** start of Source material **
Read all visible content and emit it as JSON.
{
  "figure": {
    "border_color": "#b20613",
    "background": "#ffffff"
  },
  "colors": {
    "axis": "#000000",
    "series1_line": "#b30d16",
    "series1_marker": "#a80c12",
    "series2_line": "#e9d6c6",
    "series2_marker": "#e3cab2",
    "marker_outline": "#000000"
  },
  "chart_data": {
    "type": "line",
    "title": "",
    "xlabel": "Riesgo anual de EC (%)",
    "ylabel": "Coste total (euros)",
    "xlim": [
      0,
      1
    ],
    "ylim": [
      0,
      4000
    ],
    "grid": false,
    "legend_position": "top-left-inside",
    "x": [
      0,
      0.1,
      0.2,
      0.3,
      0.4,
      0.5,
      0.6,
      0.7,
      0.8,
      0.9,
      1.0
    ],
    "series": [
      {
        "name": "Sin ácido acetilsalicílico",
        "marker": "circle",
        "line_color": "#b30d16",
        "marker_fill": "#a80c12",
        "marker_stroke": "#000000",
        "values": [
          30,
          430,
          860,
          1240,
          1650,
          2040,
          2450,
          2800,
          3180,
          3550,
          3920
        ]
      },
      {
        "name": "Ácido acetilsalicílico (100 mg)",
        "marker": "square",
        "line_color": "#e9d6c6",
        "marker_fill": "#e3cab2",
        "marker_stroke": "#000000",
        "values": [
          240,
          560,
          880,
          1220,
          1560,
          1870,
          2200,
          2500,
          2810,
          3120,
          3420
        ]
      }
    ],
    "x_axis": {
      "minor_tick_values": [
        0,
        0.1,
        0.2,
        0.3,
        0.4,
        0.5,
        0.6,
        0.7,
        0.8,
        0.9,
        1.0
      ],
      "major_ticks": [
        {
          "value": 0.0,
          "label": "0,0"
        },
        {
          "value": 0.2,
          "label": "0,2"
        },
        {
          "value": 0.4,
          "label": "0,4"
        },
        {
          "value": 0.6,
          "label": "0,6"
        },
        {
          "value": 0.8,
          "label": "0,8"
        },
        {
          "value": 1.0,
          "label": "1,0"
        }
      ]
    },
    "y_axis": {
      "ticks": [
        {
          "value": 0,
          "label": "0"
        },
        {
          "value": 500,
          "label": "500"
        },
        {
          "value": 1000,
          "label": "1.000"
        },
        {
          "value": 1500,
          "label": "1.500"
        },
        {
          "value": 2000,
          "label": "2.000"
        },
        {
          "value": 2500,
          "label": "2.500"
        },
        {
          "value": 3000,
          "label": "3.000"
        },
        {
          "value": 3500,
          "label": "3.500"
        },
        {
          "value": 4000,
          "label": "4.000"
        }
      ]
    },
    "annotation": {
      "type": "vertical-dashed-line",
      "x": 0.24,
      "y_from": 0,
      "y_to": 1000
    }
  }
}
** end of Source material **
** start of Source material **
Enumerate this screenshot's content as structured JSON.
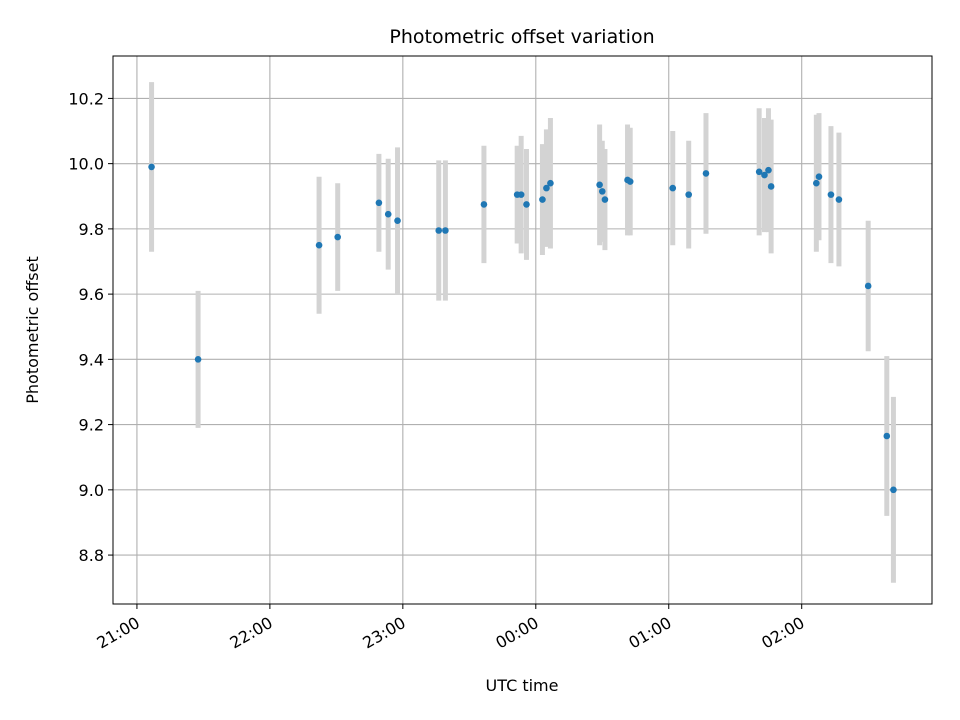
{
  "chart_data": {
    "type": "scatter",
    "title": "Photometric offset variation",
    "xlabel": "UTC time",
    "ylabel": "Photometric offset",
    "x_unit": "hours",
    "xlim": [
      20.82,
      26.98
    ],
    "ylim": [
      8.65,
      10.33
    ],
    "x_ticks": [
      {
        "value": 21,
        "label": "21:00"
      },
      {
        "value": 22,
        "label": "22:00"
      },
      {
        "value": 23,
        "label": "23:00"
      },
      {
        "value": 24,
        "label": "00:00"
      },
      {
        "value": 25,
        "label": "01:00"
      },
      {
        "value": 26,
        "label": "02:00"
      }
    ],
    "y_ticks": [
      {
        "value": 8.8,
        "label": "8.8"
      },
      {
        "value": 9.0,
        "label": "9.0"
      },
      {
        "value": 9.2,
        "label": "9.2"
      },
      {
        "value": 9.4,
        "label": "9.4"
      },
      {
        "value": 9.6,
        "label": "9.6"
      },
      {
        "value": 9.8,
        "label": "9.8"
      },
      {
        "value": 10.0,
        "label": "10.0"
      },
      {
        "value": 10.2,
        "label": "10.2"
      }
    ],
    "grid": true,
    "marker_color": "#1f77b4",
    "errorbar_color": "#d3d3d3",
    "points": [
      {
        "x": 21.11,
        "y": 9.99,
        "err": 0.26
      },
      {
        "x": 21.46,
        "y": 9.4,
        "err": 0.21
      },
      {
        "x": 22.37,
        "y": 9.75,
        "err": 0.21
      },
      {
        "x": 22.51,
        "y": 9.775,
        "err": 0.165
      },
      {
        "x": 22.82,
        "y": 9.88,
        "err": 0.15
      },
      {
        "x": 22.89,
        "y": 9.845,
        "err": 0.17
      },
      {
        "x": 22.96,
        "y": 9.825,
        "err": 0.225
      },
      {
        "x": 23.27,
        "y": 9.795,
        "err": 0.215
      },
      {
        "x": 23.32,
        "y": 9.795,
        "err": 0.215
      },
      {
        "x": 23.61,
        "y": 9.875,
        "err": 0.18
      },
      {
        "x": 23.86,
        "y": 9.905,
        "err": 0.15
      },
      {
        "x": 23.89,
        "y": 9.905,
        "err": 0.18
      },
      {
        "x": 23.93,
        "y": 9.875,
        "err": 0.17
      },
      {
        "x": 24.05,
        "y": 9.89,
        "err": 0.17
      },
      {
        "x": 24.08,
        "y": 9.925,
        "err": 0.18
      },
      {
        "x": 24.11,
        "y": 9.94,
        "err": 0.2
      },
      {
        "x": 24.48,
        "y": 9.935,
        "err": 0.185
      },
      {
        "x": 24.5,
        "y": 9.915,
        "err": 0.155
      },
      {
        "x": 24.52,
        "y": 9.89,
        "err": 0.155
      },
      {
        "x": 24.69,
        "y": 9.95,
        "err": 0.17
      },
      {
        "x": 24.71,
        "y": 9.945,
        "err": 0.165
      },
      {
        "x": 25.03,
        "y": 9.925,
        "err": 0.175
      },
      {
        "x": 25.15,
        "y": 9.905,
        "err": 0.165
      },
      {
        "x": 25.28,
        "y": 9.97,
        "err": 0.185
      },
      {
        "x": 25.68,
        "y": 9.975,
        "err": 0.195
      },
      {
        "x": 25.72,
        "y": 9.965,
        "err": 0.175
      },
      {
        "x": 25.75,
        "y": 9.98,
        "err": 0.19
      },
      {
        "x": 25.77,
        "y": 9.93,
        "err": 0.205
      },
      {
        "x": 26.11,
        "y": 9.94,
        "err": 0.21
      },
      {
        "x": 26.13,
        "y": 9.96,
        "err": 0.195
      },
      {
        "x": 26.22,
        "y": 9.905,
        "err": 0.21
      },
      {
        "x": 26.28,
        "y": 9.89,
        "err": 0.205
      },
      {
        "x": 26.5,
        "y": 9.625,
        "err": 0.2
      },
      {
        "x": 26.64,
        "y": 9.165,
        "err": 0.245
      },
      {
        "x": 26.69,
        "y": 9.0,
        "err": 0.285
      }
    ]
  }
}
** end of Source material **
_Task directions_: Find the lines with the string "offset" and reproduce them.

_Result of this task_:
    "title": "Photometric offset variation",
    "ylabel": "Photometric offset",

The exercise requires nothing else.